Problem to solve -
Look through the data below. Show each line where the string "content" occurs.

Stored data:
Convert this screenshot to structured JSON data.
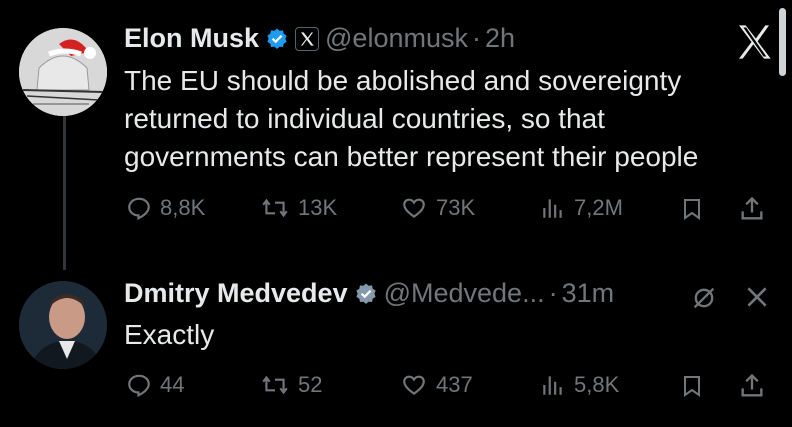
{
  "tweets": [
    {
      "name": "Elon Musk",
      "handle": "@elonmusk",
      "separator": "·",
      "time": "2h",
      "lines": [
        "The EU should be abolished and sovereignty",
        "returned to individual countries, so that",
        "governments can better represent their people"
      ],
      "metrics": {
        "replies": "8,8K",
        "reposts": "13K",
        "likes": "73K",
        "views": "7,2M"
      }
    },
    {
      "name": "Dmitry Medvedev",
      "handle": "@Medvede...",
      "separator": "·",
      "time": "31m",
      "lines": [
        "Exactly"
      ],
      "metrics": {
        "replies": "44",
        "reposts": "52",
        "likes": "437",
        "views": "5,8K"
      }
    }
  ],
  "colors": {
    "background": "#000000",
    "text": "#e7e9ea",
    "muted": "#71767b",
    "verified": "#1d9bf0"
  },
  "icons": [
    "x-logo-icon",
    "verified-icon",
    "reply-icon",
    "repost-icon",
    "like-icon",
    "views-icon",
    "bookmark-icon",
    "share-icon",
    "mute-icon",
    "close-icon"
  ]
}
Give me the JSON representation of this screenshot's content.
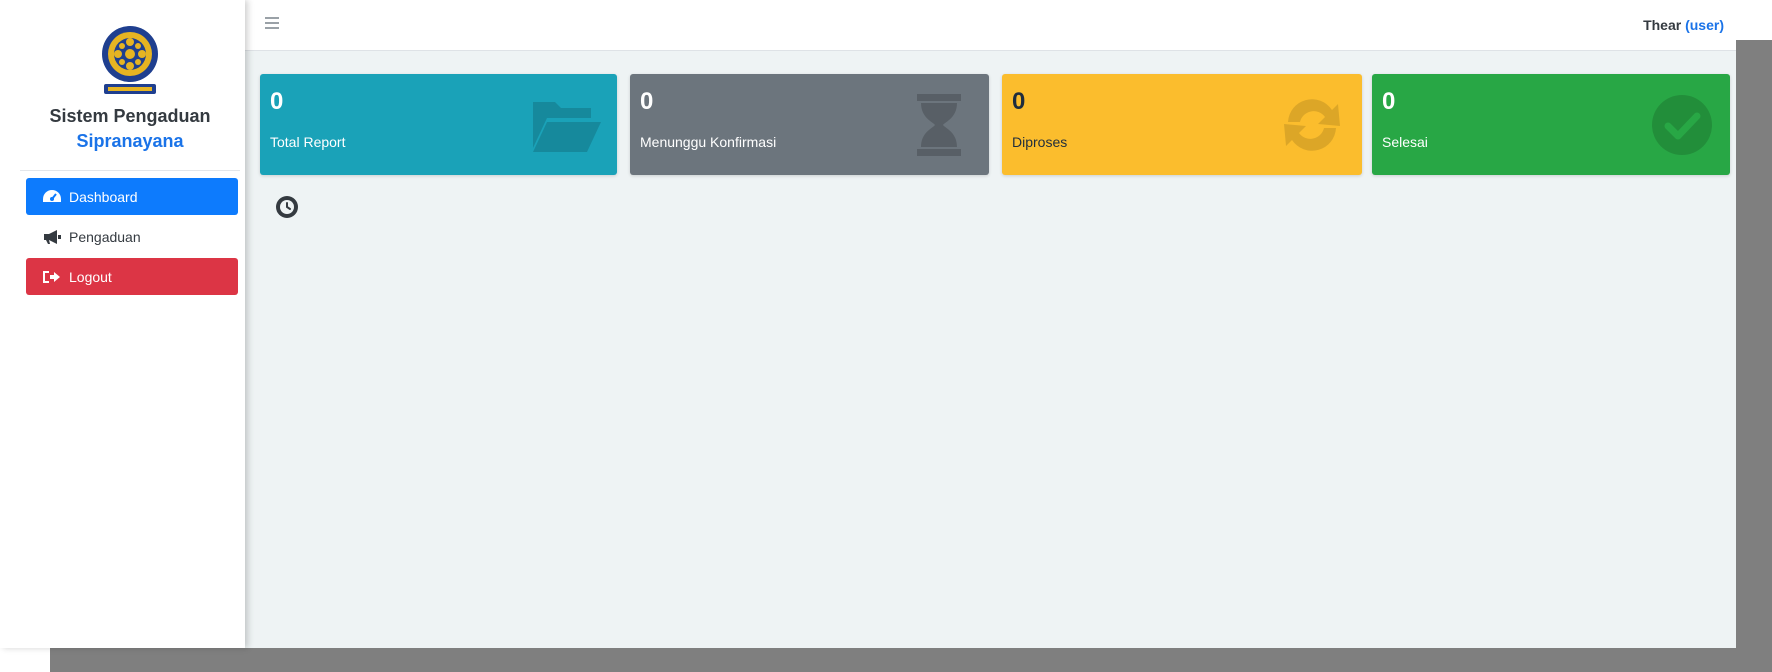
{
  "brand": {
    "name": "Sistem Pengaduan",
    "subtitle": "Sipranayana"
  },
  "nav": {
    "items": [
      {
        "label": "Dashboard",
        "icon": "tachometer-icon",
        "state": "active"
      },
      {
        "label": "Pengaduan",
        "icon": "megaphone-icon",
        "state": "normal"
      },
      {
        "label": "Logout",
        "icon": "sign-out-icon",
        "state": "danger"
      }
    ]
  },
  "topbar": {
    "user_name": "Thear",
    "user_role": "(user)"
  },
  "cards": [
    {
      "value": "0",
      "label": "Total Report",
      "icon": "folder-open-icon",
      "color": "#1aa2b8"
    },
    {
      "value": "0",
      "label": "Menunggu Konfirmasi",
      "icon": "hourglass-icon",
      "color": "#6c757d"
    },
    {
      "value": "0",
      "label": "Diproses",
      "icon": "refresh-icon",
      "color": "#fbbd2d"
    },
    {
      "value": "0",
      "label": "Selesai",
      "icon": "check-circle-icon",
      "color": "#28a745"
    }
  ],
  "colors": {
    "accent": "#1a73e8",
    "active": "#0d7bfd",
    "danger": "#dc3545"
  }
}
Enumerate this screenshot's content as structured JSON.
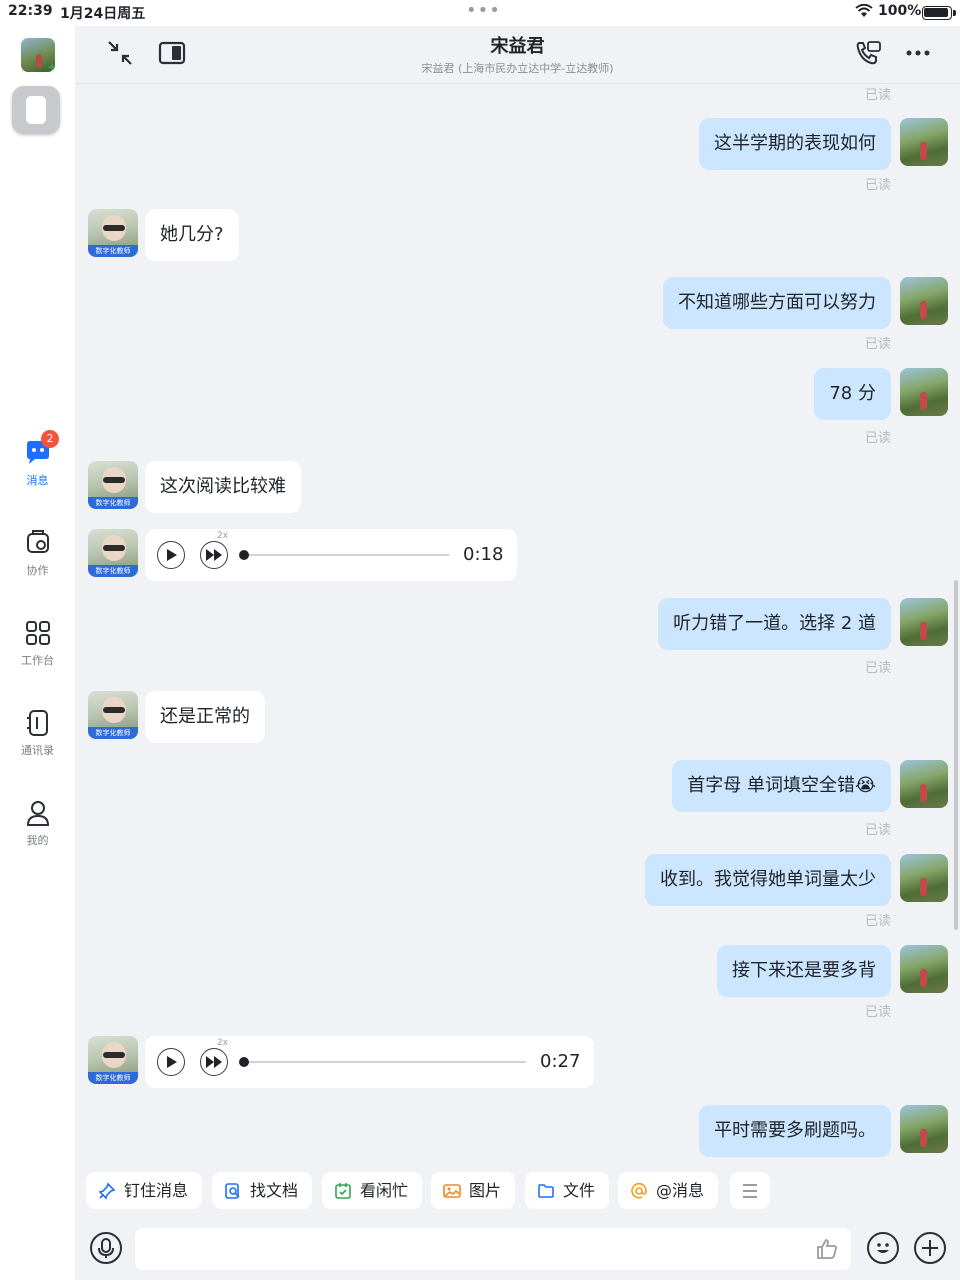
{
  "status_bar": {
    "time": "22:39",
    "date": "1月24日周五",
    "battery": "100%"
  },
  "sidebar": {
    "items": [
      {
        "label": "消息",
        "badge": "2",
        "icon": "chat-bubble-icon",
        "active": true
      },
      {
        "label": "协作",
        "icon": "collaboration-icon"
      },
      {
        "label": "工作台",
        "icon": "grid-icon"
      },
      {
        "label": "通讯录",
        "icon": "contacts-icon"
      },
      {
        "label": "我的",
        "icon": "person-icon"
      }
    ]
  },
  "header": {
    "title": "宋益君",
    "subtitle": "宋益君 (上海市民办立达中学-立达教师)"
  },
  "chat": {
    "read_label": "已读",
    "avatar_tag": "数字化教师",
    "messages": [
      {
        "from": "me",
        "text": "这半学期的表现如何"
      },
      {
        "from": "them",
        "text": "她几分?"
      },
      {
        "from": "me",
        "text": "不知道哪些方面可以努力"
      },
      {
        "from": "me",
        "text": "78 分"
      },
      {
        "from": "them",
        "text": "这次阅读比较难"
      },
      {
        "from": "them",
        "type": "voice",
        "duration": "0:18",
        "speed": "2x"
      },
      {
        "from": "me",
        "text": "听力错了一道。选择 2 道"
      },
      {
        "from": "them",
        "text": "还是正常的"
      },
      {
        "from": "me",
        "text": "首字母 单词填空全错😭"
      },
      {
        "from": "me",
        "text": "收到。我觉得她单词量太少"
      },
      {
        "from": "me",
        "text": "接下来还是要多背"
      },
      {
        "from": "them",
        "type": "voice",
        "duration": "0:27",
        "speed": "2x"
      },
      {
        "from": "me",
        "text": "平时需要多刷题吗。"
      }
    ]
  },
  "quick_actions": [
    "钉住消息",
    "找文档",
    "看闲忙",
    "图片",
    "文件",
    "@消息"
  ],
  "input": {
    "placeholder": ""
  },
  "colors": {
    "accent": "#1f6fff",
    "my_bubble": "#cce6ff",
    "badge": "#f5533d"
  }
}
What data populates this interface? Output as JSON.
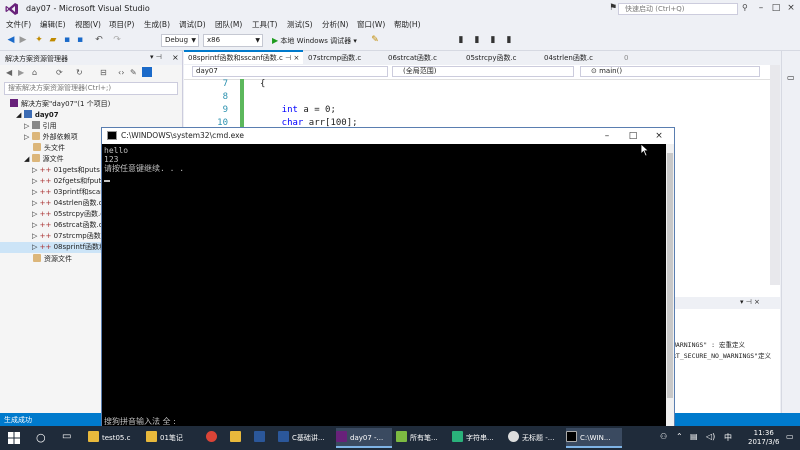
{
  "vs": {
    "title": "day07 - Microsoft Visual Studio",
    "quick_launch_placeholder": "快速启动 (Ctrl+Q)",
    "menu": [
      "文件(F)",
      "编辑(E)",
      "视图(V)",
      "项目(P)",
      "生成(B)",
      "调试(D)",
      "团队(M)",
      "工具(T)",
      "测试(S)",
      "分析(N)",
      "窗口(W)",
      "帮助(H)"
    ],
    "config": "Debug",
    "platform": "x86",
    "run_label": "本地 Windows 调试器"
  },
  "solution_explorer": {
    "title": "解决方案资源管理器",
    "search_placeholder": "搜索解决方案资源管理器(Ctrl+;)",
    "solution": "解决方案\"day07\"(1 个项目)",
    "project": "day07",
    "nodes": [
      "引用",
      "外部依赖项",
      "头文件",
      "源文件"
    ],
    "files": [
      "01gets和puts",
      "02fgets和fput",
      "03printf和scan",
      "04strlen函数.c",
      "05strcpy函数.c",
      "06strcat函数.c",
      "07strcmp函数",
      "08sprintf函数和"
    ],
    "resource_folder": "资源文件"
  },
  "editor": {
    "tabs": [
      "08sprintf函数和sscanf函数.c",
      "07strcmp函数.c",
      "06strcat函数.c",
      "05strcpy函数.c",
      "04strlen函数.c"
    ],
    "nav_project": "day07",
    "nav_scope": "(全局范围)",
    "nav_function": "main()",
    "lines": [
      {
        "no": "7",
        "code": "{"
      },
      {
        "no": "8",
        "code": ""
      },
      {
        "no": "9",
        "code": "    int a = 0;"
      },
      {
        "no": "10",
        "code": "    char arr[100];"
      }
    ],
    "output_lines": [
      "WARNINGS\" : 宏重定义",
      "RT_SECURE_NO_WARNINGS\"定义"
    ]
  },
  "status": "生成成功",
  "cmd": {
    "title": "C:\\WINDOWS\\system32\\cmd.exe",
    "lines": [
      "hello",
      "123",
      "请按任意键继续. . ."
    ],
    "ime": "搜狗拼音输入法 全 :"
  },
  "taskbar": {
    "items": [
      "test05.c",
      "01笔记",
      "",
      "",
      "",
      "C基础讲...",
      "day07 -...",
      "所有笔...",
      "字符串...",
      "无标题 -...",
      "C:\\WIN..."
    ],
    "time": "11:36",
    "date": "2017/3/6"
  }
}
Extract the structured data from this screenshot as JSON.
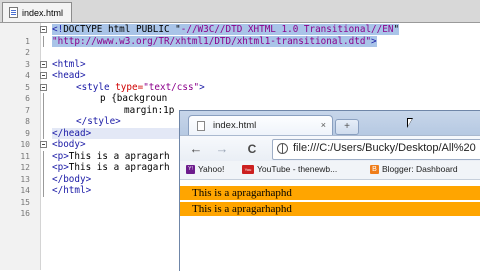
{
  "editor": {
    "tab_label": "index.html",
    "line_numbers": [
      "1",
      "2",
      "3",
      "4",
      "5",
      "6",
      "7",
      "8",
      "9",
      "10",
      "11",
      "12",
      "13",
      "14",
      "15",
      "16"
    ],
    "doctype_start": "<!",
    "doctype_text": "DOCTYPE html PUBLIC \"",
    "doctype_public_id": "-//W3C//DTD XHTML 1.0 Transitional//EN",
    "doctype_end": "\"",
    "doctype_dtd": "\"http://www.w3.org/TR/xhtml1/DTD/xhtml1-transitional.dtd\"",
    "doctype_close": ">",
    "html_open": "<html>",
    "head_open": "<head>",
    "style_open_tag": "<style",
    "style_attr": " type=",
    "style_attr_val": "\"text/css\"",
    "style_open_close": ">",
    "css_selector": "p",
    "css_rule_start": " {backgroun",
    "css_prop": "margin:1p",
    "style_close": "</style>",
    "head_close": "</head>",
    "body_open": "<body>",
    "p1_open": "<p>",
    "p1_text": "This is a apragarh",
    "p2_open": "<p>",
    "p2_text": "This is a apragarh",
    "body_close": "</body>",
    "html_close": "</html>"
  },
  "browser": {
    "tab_title": "index.html",
    "tab_close": "×",
    "new_tab": "+",
    "back_icon": "←",
    "forward_icon": "→",
    "reload_icon": "C",
    "address": "file:///C:/Users/Bucky/Desktop/All%20",
    "bookmarks": [
      {
        "icon": "Y!",
        "label": "Yahoo!",
        "color": "#6d1b8c"
      },
      {
        "icon": "You",
        "label": "YouTube - thenewb...",
        "color": "#cc2020"
      },
      {
        "icon": "B",
        "label": "Blogger: Dashboard",
        "color": "#ef7d1a"
      }
    ],
    "paragraphs": [
      "This is a apragarhaphd",
      "This is a apragarhaphd"
    ],
    "paragraph_bg": "#ffa500"
  }
}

Task result -
Give me the JSON representation of this screenshot's content.
Enumerate this screenshot's content as structured JSON.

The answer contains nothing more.